WHAT IS REQUIRED:
Write out, precisely and in full, each line of the material.

=-=-=-=-=

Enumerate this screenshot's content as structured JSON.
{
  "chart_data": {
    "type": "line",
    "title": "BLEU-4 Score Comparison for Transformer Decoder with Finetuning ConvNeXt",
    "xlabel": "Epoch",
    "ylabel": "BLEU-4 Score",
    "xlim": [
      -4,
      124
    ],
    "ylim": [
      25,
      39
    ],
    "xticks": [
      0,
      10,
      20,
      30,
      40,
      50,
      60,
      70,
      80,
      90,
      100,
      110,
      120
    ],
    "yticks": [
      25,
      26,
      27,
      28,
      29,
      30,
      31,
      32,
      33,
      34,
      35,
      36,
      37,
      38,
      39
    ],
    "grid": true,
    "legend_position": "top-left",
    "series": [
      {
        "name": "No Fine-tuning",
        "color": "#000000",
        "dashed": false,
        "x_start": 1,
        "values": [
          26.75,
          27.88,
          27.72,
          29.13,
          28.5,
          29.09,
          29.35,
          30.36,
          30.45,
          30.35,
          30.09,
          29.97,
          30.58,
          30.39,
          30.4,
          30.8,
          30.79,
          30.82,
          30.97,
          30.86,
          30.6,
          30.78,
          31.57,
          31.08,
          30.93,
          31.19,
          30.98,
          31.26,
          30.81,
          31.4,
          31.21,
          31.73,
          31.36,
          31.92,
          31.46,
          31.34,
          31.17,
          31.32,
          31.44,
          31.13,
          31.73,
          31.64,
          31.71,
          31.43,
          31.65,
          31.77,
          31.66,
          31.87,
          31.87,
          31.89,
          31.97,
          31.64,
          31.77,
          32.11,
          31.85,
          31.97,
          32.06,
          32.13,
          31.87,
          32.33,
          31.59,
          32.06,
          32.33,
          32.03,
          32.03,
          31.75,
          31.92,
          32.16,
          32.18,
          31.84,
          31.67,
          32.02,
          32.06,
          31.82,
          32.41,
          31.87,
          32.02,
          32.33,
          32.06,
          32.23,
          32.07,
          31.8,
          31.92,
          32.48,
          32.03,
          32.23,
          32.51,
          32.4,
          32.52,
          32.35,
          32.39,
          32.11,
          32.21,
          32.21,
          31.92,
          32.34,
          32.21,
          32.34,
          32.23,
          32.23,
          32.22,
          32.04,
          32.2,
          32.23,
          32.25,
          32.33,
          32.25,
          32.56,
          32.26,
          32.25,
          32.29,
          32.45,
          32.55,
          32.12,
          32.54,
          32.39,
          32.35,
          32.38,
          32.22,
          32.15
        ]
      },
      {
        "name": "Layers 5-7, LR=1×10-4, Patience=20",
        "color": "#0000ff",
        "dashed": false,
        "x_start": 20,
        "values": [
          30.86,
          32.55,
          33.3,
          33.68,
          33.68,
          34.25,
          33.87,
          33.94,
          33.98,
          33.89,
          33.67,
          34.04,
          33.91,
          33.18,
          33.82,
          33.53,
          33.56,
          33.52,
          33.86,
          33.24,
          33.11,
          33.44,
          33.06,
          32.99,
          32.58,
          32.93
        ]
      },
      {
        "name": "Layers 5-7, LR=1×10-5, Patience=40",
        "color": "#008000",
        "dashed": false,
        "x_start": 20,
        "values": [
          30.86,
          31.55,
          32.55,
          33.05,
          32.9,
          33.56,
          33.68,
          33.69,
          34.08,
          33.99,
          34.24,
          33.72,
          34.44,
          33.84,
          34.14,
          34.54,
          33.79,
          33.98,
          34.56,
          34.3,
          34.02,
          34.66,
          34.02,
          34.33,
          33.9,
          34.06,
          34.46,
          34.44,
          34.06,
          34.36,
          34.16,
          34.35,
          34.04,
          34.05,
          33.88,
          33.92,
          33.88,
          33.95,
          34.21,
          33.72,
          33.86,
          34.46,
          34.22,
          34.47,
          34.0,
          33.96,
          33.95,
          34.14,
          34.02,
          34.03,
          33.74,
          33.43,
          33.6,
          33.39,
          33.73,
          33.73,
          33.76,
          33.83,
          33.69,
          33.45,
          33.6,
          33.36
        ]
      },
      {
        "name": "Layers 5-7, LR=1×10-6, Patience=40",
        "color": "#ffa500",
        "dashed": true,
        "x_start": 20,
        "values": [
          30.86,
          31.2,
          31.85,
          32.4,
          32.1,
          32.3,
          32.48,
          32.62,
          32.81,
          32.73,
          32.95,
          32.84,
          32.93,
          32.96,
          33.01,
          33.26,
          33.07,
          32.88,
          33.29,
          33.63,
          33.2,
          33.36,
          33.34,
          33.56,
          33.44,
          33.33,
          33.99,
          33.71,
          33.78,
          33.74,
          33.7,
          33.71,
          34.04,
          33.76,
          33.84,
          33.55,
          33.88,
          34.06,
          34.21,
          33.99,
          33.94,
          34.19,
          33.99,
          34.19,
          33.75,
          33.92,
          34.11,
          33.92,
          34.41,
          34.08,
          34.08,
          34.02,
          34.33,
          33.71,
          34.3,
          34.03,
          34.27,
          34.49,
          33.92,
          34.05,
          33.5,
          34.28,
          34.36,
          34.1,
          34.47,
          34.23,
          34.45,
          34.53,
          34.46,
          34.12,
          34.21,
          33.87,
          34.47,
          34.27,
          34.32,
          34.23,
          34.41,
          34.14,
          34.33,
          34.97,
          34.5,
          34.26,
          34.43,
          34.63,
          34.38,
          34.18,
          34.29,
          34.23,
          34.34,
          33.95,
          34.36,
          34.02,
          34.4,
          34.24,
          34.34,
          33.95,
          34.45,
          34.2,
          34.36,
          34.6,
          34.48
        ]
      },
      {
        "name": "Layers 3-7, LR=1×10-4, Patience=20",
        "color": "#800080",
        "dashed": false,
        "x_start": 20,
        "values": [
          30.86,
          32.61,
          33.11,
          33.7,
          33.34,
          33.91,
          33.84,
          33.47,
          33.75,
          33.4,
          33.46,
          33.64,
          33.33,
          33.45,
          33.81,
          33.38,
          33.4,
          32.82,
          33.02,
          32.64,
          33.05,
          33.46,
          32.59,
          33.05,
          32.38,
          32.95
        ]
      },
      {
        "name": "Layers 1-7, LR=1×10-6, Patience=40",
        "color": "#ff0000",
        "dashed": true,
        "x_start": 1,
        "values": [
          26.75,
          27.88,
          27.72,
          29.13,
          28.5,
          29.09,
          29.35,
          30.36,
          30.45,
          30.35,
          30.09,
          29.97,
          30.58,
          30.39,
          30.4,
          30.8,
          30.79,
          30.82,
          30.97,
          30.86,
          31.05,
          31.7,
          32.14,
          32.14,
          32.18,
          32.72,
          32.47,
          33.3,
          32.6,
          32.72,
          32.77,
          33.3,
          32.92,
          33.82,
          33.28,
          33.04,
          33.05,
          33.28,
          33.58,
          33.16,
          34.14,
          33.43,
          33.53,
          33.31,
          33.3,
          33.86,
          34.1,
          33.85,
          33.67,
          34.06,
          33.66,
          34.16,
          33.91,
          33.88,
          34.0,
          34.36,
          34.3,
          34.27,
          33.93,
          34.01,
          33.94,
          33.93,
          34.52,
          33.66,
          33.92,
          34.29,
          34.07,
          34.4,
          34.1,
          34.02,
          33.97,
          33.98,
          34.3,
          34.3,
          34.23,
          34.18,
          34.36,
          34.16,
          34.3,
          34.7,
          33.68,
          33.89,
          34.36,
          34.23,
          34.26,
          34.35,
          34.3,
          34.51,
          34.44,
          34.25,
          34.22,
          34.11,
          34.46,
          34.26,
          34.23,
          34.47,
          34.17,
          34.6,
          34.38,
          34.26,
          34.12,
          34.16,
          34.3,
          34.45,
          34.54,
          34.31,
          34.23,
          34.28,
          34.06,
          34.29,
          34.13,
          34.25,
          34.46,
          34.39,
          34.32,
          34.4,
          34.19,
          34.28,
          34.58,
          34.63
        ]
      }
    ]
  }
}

=-=-=-=-=

COMPLETED TASK:
Enumerate this screenshot's content as structured JSON.
{
  "chart_data": {
    "type": "line",
    "title": "BLEU-4 Score Comparison for Transformer Decoder with Finetuning ConvNeXt",
    "xlabel": "Epoch",
    "ylabel": "BLEU-4 Score",
    "xlim": [
      -4,
      124
    ],
    "ylim": [
      25,
      39
    ],
    "xticks": [
      0,
      10,
      20,
      30,
      40,
      50,
      60,
      70,
      80,
      90,
      100,
      110,
      120
    ],
    "yticks": [
      25,
      26,
      27,
      28,
      29,
      30,
      31,
      32,
      33,
      34,
      35,
      36,
      37,
      38,
      39
    ],
    "grid": true,
    "legend_position": "top-left",
    "series": [
      {
        "name": "No Fine-tuning",
        "color": "#000000",
        "dashed": false,
        "x_start": 1,
        "values": [
          26.75,
          27.88,
          27.72,
          29.13,
          28.5,
          29.09,
          29.35,
          30.36,
          30.45,
          30.35,
          30.09,
          29.97,
          30.58,
          30.39,
          30.4,
          30.8,
          30.79,
          30.82,
          30.97,
          30.86,
          30.6,
          30.78,
          31.57,
          31.08,
          30.93,
          31.19,
          30.98,
          31.26,
          30.81,
          31.4,
          31.21,
          31.73,
          31.36,
          31.92,
          31.46,
          31.34,
          31.17,
          31.32,
          31.44,
          31.13,
          31.73,
          31.64,
          31.71,
          31.43,
          31.65,
          31.77,
          31.66,
          31.87,
          31.87,
          31.89,
          31.97,
          31.64,
          31.77,
          32.11,
          31.85,
          31.97,
          32.06,
          32.13,
          31.87,
          32.33,
          31.59,
          32.06,
          32.33,
          32.03,
          32.03,
          31.75,
          31.92,
          32.16,
          32.18,
          31.84,
          31.67,
          32.02,
          32.06,
          31.82,
          32.41,
          31.87,
          32.02,
          32.33,
          32.06,
          32.23,
          32.07,
          31.8,
          31.92,
          32.48,
          32.03,
          32.23,
          32.51,
          32.4,
          32.52,
          32.35,
          32.39,
          32.11,
          32.21,
          32.21,
          31.92,
          32.34,
          32.21,
          32.34,
          32.23,
          32.23,
          32.22,
          32.04,
          32.2,
          32.23,
          32.25,
          32.33,
          32.25,
          32.56,
          32.26,
          32.25,
          32.29,
          32.45,
          32.55,
          32.12,
          32.54,
          32.39,
          32.35,
          32.38,
          32.22,
          32.15
        ]
      },
      {
        "name": "Layers 5-7, LR=1×10-4, Patience=20",
        "color": "#0000ff",
        "dashed": false,
        "x_start": 20,
        "values": [
          30.86,
          32.55,
          33.3,
          33.68,
          33.68,
          34.25,
          33.87,
          33.94,
          33.98,
          33.89,
          33.67,
          34.04,
          33.91,
          33.18,
          33.82,
          33.53,
          33.56,
          33.52,
          33.86,
          33.24,
          33.11,
          33.44,
          33.06,
          32.99,
          32.58,
          32.93
        ]
      },
      {
        "name": "Layers 5-7, LR=1×10-5, Patience=40",
        "color": "#008000",
        "dashed": false,
        "x_start": 20,
        "values": [
          30.86,
          31.55,
          32.55,
          33.05,
          32.9,
          33.56,
          33.68,
          33.69,
          34.08,
          33.99,
          34.24,
          33.72,
          34.44,
          33.84,
          34.14,
          34.54,
          33.79,
          33.98,
          34.56,
          34.3,
          34.02,
          34.66,
          34.02,
          34.33,
          33.9,
          34.06,
          34.46,
          34.44,
          34.06,
          34.36,
          34.16,
          34.35,
          34.04,
          34.05,
          33.88,
          33.92,
          33.88,
          33.95,
          34.21,
          33.72,
          33.86,
          34.46,
          34.22,
          34.47,
          34.0,
          33.96,
          33.95,
          34.14,
          34.02,
          34.03,
          33.74,
          33.43,
          33.6,
          33.39,
          33.73,
          33.73,
          33.76,
          33.83,
          33.69,
          33.45,
          33.6,
          33.36
        ]
      },
      {
        "name": "Layers 5-7, LR=1×10-6, Patience=40",
        "color": "#ffa500",
        "dashed": true,
        "x_start": 20,
        "values": [
          30.86,
          31.2,
          31.85,
          32.4,
          32.1,
          32.3,
          32.48,
          32.62,
          32.81,
          32.73,
          32.95,
          32.84,
          32.93,
          32.96,
          33.01,
          33.26,
          33.07,
          32.88,
          33.29,
          33.63,
          33.2,
          33.36,
          33.34,
          33.56,
          33.44,
          33.33,
          33.99,
          33.71,
          33.78,
          33.74,
          33.7,
          33.71,
          34.04,
          33.76,
          33.84,
          33.55,
          33.88,
          34.06,
          34.21,
          33.99,
          33.94,
          34.19,
          33.99,
          34.19,
          33.75,
          33.92,
          34.11,
          33.92,
          34.41,
          34.08,
          34.08,
          34.02,
          34.33,
          33.71,
          34.3,
          34.03,
          34.27,
          34.49,
          33.92,
          34.05,
          33.5,
          34.28,
          34.36,
          34.1,
          34.47,
          34.23,
          34.45,
          34.53,
          34.46,
          34.12,
          34.21,
          33.87,
          34.47,
          34.27,
          34.32,
          34.23,
          34.41,
          34.14,
          34.33,
          34.97,
          34.5,
          34.26,
          34.43,
          34.63,
          34.38,
          34.18,
          34.29,
          34.23,
          34.34,
          33.95,
          34.36,
          34.02,
          34.4,
          34.24,
          34.34,
          33.95,
          34.45,
          34.2,
          34.36,
          34.6,
          34.48
        ]
      },
      {
        "name": "Layers 3-7, LR=1×10-4, Patience=20",
        "color": "#800080",
        "dashed": false,
        "x_start": 20,
        "values": [
          30.86,
          32.61,
          33.11,
          33.7,
          33.34,
          33.91,
          33.84,
          33.47,
          33.75,
          33.4,
          33.46,
          33.64,
          33.33,
          33.45,
          33.81,
          33.38,
          33.4,
          32.82,
          33.02,
          32.64,
          33.05,
          33.46,
          32.59,
          33.05,
          32.38,
          32.95
        ]
      },
      {
        "name": "Layers 1-7, LR=1×10-6, Patience=40",
        "color": "#ff0000",
        "dashed": true,
        "x_start": 1,
        "values": [
          26.75,
          27.88,
          27.72,
          29.13,
          28.5,
          29.09,
          29.35,
          30.36,
          30.45,
          30.35,
          30.09,
          29.97,
          30.58,
          30.39,
          30.4,
          30.8,
          30.79,
          30.82,
          30.97,
          30.86,
          31.05,
          31.7,
          32.14,
          32.14,
          32.18,
          32.72,
          32.47,
          33.3,
          32.6,
          32.72,
          32.77,
          33.3,
          32.92,
          33.82,
          33.28,
          33.04,
          33.05,
          33.28,
          33.58,
          33.16,
          34.14,
          33.43,
          33.53,
          33.31,
          33.3,
          33.86,
          34.1,
          33.85,
          33.67,
          34.06,
          33.66,
          34.16,
          33.91,
          33.88,
          34.0,
          34.36,
          34.3,
          34.27,
          33.93,
          34.01,
          33.94,
          33.93,
          34.52,
          33.66,
          33.92,
          34.29,
          34.07,
          34.4,
          34.1,
          34.02,
          33.97,
          33.98,
          34.3,
          34.3,
          34.23,
          34.18,
          34.36,
          34.16,
          34.3,
          34.7,
          33.68,
          33.89,
          34.36,
          34.23,
          34.26,
          34.35,
          34.3,
          34.51,
          34.44,
          34.25,
          34.22,
          34.11,
          34.46,
          34.26,
          34.23,
          34.47,
          34.17,
          34.6,
          34.38,
          34.26,
          34.12,
          34.16,
          34.3,
          34.45,
          34.54,
          34.31,
          34.23,
          34.28,
          34.06,
          34.29,
          34.13,
          34.25,
          34.46,
          34.39,
          34.32,
          34.4,
          34.19,
          34.28,
          34.58,
          34.63
        ]
      }
    ]
  }
}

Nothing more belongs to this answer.